_Exercise description_
Scan the lines and state how many carry "adjusted". Leave out everything but the number.

(Figure data in JSON)
========

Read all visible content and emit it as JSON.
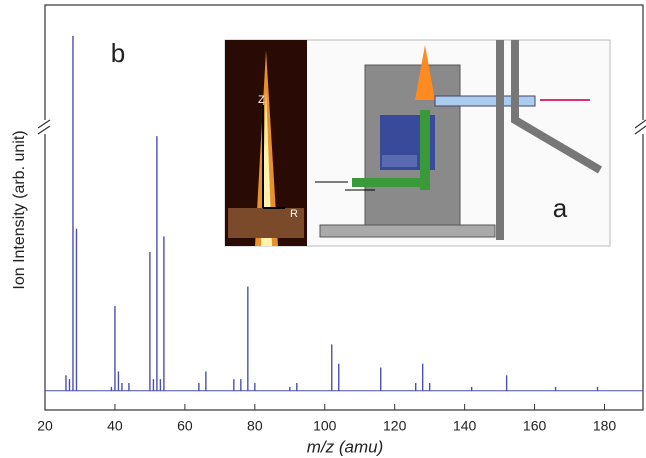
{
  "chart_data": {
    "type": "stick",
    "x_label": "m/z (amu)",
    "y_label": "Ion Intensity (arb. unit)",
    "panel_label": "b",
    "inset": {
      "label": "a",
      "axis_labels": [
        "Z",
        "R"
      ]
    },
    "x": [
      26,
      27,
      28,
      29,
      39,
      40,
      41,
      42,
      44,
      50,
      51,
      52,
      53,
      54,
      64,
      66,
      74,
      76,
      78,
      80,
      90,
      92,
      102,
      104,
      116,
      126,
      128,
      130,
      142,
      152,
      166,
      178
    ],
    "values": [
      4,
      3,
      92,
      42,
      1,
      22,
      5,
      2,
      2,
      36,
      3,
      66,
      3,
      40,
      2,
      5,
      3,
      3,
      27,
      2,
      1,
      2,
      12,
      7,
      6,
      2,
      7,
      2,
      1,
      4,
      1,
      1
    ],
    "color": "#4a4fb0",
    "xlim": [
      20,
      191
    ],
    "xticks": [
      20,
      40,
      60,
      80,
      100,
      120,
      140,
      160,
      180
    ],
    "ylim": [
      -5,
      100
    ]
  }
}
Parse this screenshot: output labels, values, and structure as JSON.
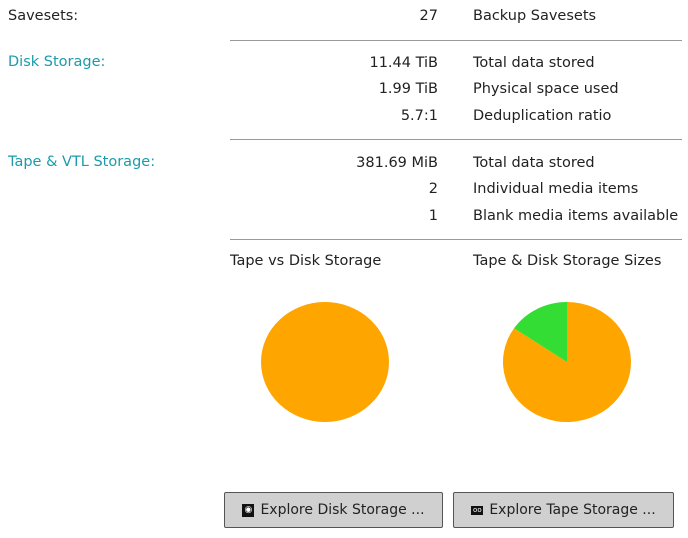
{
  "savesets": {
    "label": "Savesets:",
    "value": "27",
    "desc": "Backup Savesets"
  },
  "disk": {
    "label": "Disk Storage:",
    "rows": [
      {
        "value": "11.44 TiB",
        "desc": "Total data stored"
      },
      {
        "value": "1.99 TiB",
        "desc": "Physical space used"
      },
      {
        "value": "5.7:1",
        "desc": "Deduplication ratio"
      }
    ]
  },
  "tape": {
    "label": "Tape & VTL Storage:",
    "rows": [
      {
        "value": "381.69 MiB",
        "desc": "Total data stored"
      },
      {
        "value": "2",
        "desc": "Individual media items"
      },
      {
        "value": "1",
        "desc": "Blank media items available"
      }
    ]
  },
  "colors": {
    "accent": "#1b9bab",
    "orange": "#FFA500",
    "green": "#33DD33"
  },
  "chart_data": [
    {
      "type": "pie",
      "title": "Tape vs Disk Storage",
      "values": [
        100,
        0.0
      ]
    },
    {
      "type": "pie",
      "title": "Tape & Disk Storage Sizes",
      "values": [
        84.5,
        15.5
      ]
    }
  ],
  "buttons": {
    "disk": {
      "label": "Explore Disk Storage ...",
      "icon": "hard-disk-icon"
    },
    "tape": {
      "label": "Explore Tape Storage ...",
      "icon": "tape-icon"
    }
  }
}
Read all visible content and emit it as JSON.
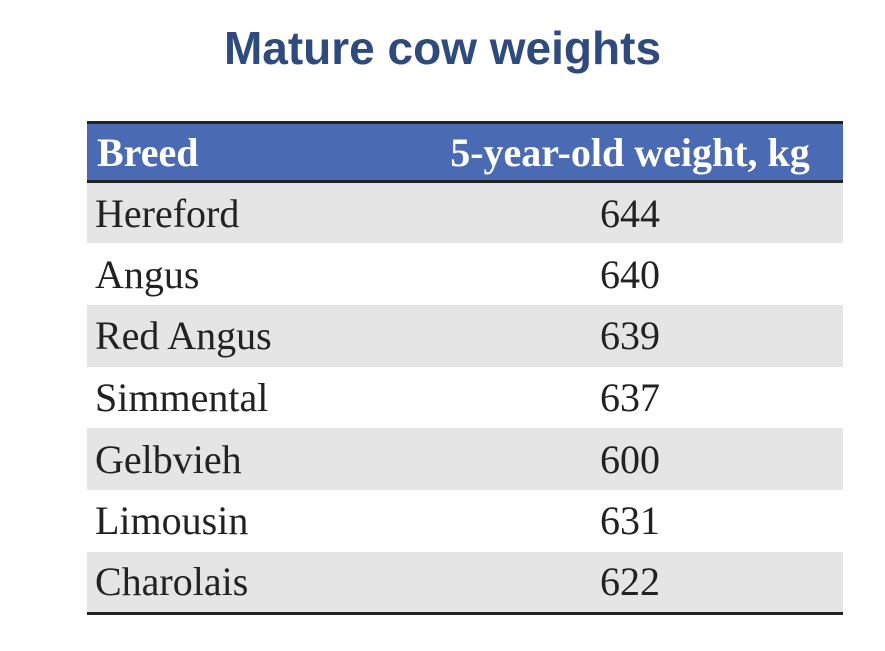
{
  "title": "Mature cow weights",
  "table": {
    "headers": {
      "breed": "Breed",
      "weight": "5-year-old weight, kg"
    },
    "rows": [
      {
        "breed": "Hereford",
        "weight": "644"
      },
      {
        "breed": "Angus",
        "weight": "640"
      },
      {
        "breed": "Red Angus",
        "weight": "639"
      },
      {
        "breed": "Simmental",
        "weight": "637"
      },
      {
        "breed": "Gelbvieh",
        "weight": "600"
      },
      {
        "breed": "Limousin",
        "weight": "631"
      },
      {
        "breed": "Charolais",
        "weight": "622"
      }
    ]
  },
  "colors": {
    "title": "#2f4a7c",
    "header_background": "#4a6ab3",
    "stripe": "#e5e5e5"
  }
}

========

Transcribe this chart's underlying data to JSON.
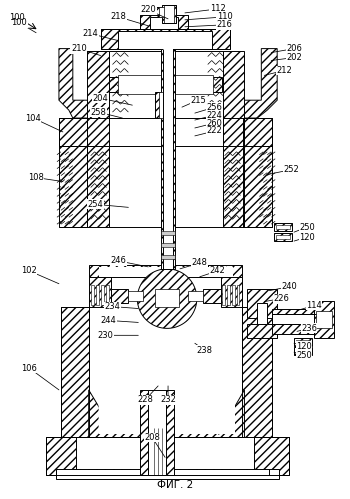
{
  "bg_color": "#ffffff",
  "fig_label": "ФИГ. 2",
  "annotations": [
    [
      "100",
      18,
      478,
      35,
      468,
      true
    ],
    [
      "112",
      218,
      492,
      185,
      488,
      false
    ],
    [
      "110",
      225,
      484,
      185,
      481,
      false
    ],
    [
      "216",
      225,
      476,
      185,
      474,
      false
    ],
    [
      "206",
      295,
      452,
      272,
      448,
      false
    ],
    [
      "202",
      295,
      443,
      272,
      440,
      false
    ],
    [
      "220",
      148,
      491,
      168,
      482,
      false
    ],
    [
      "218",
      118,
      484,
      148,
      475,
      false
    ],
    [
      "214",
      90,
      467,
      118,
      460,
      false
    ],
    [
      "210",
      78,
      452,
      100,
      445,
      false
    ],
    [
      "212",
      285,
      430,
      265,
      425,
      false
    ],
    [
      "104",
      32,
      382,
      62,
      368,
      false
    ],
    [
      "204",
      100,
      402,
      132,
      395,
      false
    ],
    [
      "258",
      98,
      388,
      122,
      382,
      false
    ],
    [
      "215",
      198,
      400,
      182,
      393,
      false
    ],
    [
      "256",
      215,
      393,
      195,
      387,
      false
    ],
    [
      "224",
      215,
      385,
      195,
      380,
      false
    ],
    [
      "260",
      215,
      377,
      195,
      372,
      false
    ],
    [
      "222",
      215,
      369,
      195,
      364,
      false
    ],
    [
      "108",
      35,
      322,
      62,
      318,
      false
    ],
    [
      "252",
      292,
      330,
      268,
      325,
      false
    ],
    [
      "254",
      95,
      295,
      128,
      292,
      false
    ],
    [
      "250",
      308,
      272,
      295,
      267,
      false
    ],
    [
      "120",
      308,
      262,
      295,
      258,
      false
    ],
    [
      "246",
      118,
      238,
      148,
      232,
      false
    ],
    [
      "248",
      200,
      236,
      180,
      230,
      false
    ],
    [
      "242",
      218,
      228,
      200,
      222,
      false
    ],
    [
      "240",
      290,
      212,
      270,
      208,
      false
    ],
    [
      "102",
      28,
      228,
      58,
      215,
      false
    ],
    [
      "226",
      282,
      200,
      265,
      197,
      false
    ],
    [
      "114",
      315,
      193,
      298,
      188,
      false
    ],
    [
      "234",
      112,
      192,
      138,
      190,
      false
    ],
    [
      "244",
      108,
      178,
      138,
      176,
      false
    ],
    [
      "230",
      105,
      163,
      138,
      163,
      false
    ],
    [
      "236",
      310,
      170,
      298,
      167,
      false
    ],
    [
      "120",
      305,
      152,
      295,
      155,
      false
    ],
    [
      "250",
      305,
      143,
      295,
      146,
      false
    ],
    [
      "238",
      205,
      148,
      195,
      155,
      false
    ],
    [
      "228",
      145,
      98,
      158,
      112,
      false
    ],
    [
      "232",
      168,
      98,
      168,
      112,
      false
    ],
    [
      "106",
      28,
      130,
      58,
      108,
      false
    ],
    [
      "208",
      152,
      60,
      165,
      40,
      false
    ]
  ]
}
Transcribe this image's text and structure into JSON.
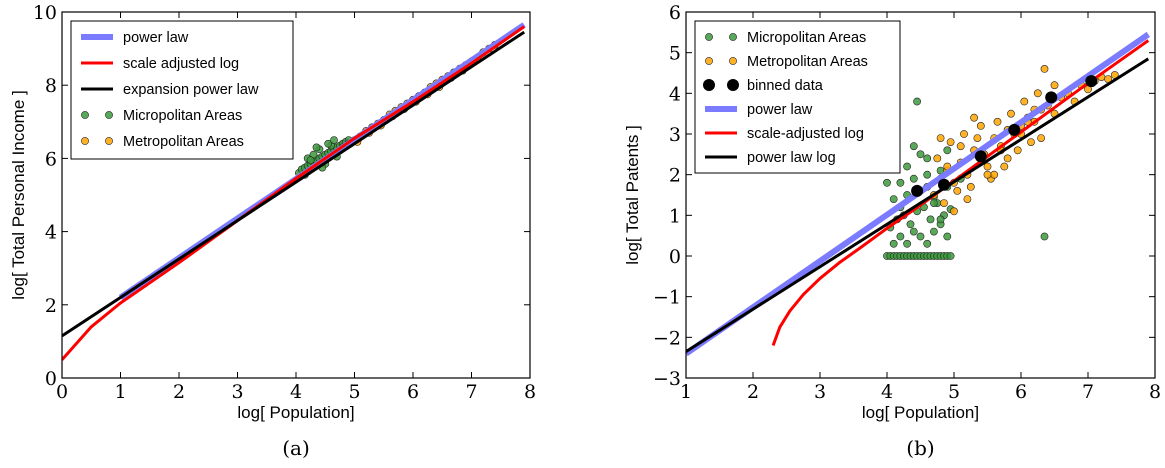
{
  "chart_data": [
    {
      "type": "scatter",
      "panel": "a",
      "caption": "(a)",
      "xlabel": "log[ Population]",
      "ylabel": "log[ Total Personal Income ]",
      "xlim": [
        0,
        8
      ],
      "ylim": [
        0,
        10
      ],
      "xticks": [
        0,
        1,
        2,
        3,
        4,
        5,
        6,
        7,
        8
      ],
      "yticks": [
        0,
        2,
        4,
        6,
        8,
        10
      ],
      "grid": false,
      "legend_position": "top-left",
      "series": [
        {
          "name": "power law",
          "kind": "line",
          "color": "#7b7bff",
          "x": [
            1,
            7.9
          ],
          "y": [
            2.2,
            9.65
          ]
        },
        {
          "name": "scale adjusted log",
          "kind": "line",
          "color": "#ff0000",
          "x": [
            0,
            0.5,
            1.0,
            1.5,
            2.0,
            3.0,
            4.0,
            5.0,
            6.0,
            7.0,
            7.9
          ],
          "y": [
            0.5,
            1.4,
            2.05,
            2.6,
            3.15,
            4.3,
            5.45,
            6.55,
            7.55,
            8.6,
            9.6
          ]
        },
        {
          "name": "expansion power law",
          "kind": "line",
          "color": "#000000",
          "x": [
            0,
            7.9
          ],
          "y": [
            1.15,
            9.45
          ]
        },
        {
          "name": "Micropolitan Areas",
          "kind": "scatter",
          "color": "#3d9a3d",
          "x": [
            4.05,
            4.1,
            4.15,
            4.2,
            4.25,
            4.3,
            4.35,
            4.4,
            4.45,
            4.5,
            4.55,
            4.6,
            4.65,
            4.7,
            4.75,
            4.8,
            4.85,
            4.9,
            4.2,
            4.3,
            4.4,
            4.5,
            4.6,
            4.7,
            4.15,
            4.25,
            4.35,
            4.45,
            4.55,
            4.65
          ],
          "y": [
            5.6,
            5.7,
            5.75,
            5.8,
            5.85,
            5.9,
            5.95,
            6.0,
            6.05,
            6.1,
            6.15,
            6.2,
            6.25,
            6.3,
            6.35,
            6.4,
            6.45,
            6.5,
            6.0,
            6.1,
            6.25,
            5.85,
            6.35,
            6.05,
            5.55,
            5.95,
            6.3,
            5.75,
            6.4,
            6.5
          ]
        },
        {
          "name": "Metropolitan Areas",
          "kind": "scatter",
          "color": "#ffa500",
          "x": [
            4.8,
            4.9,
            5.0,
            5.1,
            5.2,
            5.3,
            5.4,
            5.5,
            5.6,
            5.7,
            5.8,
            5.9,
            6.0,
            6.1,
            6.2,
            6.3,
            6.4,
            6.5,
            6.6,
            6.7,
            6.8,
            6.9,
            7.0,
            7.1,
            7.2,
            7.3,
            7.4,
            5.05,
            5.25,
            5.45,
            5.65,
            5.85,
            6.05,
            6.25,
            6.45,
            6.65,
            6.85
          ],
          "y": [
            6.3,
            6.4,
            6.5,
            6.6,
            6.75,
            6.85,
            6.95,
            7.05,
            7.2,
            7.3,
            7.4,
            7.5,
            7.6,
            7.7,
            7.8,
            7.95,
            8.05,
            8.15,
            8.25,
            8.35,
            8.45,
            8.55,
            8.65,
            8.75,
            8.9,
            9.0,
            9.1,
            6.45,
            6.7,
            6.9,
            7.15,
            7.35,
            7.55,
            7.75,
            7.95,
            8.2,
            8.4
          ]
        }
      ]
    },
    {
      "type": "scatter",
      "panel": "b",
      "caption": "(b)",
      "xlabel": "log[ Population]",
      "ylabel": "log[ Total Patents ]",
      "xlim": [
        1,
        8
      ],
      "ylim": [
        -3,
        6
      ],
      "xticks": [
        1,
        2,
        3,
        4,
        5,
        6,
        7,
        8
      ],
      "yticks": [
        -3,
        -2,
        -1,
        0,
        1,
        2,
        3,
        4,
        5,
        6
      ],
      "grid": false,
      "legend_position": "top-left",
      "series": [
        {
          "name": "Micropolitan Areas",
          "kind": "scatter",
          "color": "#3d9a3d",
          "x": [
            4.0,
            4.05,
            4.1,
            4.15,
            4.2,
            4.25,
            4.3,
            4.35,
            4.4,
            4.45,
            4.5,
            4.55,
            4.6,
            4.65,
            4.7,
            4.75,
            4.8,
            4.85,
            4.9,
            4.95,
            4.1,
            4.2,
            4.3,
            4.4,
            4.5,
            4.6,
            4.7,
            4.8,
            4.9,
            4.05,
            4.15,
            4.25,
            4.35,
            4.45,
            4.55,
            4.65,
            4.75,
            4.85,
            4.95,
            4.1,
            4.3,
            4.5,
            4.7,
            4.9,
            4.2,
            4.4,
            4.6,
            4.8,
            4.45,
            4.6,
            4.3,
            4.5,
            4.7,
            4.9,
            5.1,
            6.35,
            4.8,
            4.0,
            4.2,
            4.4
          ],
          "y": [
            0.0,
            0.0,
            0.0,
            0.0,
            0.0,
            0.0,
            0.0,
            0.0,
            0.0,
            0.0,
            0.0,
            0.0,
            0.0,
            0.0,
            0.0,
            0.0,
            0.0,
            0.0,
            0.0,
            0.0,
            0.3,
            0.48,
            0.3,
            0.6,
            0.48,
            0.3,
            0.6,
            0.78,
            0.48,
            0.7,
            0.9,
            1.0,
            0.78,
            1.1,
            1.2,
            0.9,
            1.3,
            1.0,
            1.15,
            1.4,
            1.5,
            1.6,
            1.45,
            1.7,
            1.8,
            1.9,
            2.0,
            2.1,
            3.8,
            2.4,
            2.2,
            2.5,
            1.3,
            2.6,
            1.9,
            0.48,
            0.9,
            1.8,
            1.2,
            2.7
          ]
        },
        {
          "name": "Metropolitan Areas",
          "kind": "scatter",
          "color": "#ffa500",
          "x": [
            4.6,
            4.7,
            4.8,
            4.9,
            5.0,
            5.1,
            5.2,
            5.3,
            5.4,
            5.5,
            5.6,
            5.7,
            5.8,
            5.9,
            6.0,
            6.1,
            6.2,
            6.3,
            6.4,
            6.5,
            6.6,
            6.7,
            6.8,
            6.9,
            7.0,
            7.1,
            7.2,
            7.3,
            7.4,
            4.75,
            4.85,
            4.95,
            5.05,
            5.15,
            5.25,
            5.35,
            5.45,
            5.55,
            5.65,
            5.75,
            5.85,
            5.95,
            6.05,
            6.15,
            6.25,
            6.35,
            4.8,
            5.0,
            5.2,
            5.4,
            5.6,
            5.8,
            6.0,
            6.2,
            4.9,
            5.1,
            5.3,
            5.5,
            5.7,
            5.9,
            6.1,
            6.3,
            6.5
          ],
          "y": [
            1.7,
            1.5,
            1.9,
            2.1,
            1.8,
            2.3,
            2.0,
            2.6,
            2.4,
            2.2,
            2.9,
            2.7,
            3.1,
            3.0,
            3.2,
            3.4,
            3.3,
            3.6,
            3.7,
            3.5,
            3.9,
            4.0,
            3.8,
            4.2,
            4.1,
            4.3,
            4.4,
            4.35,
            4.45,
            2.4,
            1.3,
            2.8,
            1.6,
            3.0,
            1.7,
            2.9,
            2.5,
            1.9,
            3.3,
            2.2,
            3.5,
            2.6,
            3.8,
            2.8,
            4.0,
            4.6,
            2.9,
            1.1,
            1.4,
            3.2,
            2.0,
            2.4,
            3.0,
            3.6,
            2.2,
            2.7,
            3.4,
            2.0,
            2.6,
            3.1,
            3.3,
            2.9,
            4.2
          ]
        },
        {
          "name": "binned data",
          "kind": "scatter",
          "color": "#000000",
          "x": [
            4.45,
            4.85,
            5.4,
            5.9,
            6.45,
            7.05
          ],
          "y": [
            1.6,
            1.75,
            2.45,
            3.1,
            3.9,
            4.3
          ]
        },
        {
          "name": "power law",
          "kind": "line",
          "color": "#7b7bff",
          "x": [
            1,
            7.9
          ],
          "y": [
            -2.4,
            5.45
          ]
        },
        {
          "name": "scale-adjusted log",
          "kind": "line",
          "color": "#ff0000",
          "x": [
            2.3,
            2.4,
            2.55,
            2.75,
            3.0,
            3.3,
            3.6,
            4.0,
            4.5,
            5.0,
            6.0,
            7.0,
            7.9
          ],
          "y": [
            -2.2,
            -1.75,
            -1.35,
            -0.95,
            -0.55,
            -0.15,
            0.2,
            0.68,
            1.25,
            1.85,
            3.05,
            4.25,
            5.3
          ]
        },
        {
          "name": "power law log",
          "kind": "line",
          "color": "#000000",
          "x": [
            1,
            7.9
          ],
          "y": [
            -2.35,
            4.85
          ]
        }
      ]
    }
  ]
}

========

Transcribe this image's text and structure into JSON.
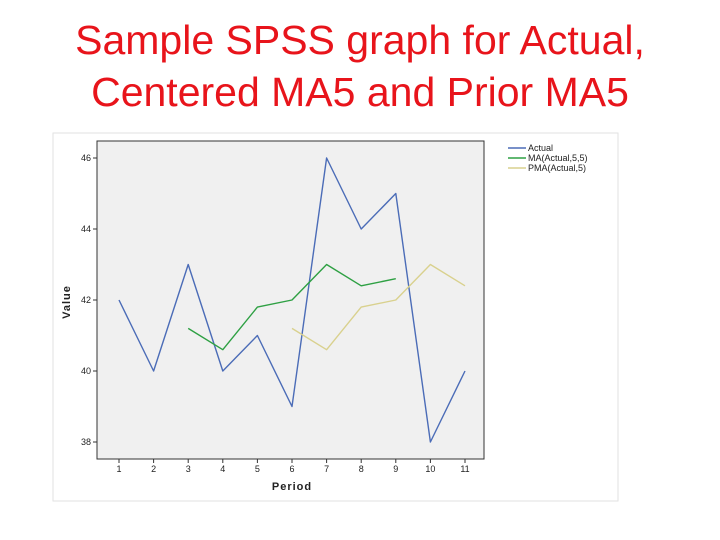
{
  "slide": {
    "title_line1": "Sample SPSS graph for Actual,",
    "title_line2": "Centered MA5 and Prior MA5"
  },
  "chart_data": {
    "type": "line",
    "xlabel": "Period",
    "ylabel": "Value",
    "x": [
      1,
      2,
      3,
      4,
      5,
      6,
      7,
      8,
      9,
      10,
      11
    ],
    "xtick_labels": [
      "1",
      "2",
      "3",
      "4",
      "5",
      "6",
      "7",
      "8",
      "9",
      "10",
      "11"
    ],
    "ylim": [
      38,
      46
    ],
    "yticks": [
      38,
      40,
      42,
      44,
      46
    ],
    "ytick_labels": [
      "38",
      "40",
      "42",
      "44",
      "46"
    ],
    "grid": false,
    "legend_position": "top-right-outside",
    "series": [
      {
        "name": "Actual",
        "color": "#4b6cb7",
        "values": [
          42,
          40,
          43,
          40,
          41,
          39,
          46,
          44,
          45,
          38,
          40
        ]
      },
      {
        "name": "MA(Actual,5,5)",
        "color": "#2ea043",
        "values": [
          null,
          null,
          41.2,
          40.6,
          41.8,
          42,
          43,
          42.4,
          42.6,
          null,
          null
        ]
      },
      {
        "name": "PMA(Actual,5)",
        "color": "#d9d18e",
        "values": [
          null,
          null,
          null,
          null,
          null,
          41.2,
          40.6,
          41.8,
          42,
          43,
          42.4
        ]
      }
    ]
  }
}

========

_Solved exercise_
2